ASSIGNED TASK: Search the records for the word "multa" and copy each line in which it appears.

Document page data:
· · ·

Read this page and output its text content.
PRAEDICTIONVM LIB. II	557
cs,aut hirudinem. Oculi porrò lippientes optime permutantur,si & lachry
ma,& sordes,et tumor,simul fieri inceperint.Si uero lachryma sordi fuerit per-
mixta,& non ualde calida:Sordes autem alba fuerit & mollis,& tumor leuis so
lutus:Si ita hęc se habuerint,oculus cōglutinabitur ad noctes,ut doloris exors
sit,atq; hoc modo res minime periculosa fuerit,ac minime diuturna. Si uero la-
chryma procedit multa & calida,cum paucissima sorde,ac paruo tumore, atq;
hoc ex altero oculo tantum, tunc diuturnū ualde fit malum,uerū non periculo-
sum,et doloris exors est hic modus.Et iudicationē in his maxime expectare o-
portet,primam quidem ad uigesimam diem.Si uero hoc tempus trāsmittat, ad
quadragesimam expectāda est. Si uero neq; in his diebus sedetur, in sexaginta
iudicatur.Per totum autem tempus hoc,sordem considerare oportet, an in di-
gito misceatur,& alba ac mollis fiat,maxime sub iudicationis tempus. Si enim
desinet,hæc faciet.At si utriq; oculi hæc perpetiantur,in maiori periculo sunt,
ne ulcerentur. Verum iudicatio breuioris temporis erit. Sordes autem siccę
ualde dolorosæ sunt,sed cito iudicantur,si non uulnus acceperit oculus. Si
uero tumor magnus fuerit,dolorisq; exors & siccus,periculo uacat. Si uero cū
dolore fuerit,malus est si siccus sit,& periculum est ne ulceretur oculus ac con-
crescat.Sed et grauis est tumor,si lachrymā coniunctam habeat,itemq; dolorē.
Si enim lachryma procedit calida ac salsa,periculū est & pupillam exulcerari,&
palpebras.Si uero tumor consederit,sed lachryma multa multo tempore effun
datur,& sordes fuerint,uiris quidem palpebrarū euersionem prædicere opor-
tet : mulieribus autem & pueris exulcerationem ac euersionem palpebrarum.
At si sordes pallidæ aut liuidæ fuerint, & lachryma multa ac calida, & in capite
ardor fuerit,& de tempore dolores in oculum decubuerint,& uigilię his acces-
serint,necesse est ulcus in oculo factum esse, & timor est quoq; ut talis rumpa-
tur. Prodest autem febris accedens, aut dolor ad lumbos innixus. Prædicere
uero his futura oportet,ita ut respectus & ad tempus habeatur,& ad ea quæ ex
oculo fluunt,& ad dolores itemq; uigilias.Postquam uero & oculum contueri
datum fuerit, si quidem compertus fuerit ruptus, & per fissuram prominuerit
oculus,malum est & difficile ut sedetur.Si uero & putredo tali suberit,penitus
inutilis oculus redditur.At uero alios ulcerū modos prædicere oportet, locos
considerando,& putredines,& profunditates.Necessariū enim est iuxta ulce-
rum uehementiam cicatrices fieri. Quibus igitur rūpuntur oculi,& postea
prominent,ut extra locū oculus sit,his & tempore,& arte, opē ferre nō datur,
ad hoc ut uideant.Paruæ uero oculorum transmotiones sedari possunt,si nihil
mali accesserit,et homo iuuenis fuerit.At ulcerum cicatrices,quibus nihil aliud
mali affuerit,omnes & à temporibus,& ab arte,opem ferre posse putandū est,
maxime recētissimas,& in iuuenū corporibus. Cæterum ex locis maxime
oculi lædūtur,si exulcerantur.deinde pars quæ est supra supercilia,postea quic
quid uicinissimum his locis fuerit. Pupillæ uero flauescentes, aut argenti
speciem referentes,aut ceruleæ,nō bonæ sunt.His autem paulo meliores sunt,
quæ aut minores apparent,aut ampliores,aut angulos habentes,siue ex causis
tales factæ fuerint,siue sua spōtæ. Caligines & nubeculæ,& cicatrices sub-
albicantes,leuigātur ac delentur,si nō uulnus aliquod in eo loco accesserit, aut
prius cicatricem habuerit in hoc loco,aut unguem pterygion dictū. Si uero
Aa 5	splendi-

· · ·

RESULT OF THE EXERCISE:
chryma procedit multa & calida,cum paucissima sorde,ac paruo tumore, atq;
palpebras.Si uero tumor consederit,sed lachryma multa multo tempore effun
At si sordes pallidæ aut liuidæ fuerint, & lachryma multa ac calida, & in capite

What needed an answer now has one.